Among the entries, which lines carry the string "icon"? Copy each of them.

· · · · ·

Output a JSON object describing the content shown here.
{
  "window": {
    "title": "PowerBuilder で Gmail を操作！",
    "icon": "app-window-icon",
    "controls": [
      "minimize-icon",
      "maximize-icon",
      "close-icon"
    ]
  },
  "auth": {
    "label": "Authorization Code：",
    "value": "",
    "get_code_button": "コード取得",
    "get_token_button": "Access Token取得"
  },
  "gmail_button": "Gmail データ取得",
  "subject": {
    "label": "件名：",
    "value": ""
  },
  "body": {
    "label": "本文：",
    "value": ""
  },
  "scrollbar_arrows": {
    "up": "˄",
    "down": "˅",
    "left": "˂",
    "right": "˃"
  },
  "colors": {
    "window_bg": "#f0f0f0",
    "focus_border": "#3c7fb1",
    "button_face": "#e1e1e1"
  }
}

· · · · ·

● **ANSWER TO THIS TASK**:
    "icon": "app-window-icon",
      "minimize-icon",
      "maximize-icon",
      "close-icon"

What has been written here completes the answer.